Find the word "value" in the listing; pull out each line holding it.

=== PROVIDED ENTRIES ===

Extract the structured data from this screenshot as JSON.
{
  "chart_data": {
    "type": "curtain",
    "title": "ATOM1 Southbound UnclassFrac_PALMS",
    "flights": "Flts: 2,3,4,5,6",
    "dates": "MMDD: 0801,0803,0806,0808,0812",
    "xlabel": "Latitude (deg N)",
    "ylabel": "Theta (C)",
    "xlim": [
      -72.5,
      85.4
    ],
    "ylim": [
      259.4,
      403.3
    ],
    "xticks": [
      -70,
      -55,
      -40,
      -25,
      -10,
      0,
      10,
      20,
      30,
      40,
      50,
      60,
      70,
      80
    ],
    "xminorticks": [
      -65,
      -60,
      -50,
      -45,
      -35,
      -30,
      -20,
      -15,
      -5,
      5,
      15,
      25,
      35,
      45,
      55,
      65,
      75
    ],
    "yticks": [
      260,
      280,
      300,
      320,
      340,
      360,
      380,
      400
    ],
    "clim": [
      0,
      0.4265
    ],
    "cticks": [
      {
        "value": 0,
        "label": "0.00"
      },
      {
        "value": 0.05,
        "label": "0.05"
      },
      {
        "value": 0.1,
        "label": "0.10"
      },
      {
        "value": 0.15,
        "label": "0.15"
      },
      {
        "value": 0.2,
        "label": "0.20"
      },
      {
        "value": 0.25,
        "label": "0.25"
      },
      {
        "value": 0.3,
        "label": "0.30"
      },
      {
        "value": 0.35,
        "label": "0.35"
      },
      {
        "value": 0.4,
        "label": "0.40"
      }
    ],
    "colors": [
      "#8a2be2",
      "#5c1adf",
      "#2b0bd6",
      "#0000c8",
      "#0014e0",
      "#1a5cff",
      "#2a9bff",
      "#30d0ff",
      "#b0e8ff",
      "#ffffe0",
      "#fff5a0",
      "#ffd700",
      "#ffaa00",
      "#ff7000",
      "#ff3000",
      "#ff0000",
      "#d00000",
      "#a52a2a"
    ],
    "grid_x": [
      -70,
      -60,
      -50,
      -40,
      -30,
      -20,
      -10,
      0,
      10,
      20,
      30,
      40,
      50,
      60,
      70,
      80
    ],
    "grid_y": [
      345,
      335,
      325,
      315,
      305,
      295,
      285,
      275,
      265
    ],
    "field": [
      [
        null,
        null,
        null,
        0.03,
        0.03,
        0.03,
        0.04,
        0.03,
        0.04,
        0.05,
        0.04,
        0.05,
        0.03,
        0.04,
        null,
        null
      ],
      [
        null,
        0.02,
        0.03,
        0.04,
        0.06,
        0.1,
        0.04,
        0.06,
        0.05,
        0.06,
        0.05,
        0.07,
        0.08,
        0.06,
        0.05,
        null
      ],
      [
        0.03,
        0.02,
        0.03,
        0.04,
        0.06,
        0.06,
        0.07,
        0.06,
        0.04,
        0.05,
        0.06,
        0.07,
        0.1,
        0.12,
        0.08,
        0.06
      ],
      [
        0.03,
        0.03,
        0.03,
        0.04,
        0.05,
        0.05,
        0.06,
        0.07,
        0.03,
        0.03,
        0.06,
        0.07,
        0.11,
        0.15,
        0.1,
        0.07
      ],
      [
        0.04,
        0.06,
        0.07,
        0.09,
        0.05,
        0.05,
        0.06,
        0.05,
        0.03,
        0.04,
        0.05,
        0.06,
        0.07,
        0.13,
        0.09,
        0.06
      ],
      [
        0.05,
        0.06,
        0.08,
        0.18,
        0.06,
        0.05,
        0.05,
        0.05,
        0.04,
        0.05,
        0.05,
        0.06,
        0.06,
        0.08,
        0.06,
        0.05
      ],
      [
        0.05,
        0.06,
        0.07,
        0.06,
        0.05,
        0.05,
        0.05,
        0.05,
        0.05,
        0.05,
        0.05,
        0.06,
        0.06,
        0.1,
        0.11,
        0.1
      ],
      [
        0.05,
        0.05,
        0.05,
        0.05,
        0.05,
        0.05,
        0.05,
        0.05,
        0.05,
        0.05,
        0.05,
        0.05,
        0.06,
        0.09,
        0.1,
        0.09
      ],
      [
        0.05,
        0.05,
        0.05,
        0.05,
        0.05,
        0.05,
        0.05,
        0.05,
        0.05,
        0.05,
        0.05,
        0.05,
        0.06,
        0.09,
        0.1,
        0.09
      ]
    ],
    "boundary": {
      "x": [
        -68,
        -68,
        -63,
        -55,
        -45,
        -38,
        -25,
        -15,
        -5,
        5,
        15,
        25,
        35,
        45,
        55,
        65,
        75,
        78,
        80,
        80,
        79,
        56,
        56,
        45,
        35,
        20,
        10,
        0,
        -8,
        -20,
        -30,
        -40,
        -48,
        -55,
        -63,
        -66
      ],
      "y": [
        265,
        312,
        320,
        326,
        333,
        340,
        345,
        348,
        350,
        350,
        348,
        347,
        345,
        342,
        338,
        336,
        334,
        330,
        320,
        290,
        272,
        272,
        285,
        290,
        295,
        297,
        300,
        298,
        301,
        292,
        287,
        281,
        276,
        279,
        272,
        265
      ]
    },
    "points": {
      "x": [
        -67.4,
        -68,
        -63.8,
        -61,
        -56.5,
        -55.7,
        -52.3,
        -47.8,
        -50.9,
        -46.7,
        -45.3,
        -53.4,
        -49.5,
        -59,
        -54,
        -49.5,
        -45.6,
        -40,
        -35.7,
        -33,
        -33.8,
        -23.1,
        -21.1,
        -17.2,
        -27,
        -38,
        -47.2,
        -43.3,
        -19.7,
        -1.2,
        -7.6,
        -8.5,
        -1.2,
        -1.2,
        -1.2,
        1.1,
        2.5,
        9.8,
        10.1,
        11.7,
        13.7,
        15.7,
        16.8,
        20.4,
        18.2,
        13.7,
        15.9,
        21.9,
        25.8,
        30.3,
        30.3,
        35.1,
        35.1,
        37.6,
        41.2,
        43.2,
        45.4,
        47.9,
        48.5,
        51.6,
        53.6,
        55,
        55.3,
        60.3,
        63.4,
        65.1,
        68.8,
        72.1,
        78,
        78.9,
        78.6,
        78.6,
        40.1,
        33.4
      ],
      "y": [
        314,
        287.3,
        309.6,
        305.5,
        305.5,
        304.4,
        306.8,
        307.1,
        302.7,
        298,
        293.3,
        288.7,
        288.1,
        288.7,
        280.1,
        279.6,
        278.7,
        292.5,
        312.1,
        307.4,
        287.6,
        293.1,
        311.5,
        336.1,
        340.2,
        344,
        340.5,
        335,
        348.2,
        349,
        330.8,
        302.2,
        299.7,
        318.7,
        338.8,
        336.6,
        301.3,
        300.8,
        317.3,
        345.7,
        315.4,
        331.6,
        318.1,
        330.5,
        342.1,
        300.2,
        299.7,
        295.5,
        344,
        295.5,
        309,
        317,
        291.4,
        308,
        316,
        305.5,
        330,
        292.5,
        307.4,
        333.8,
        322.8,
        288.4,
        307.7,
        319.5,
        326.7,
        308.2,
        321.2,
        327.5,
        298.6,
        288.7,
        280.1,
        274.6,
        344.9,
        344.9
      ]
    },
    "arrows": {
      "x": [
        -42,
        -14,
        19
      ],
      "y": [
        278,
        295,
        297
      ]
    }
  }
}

===

** THE REPLY **
        "value": 0,
        "value": 0.05,
        "value": 0.1,
        "value": 0.15,
        "value": 0.2,
        "value": 0.25,
        "value": 0.3,
        "value": 0.35,
        "value": 0.4,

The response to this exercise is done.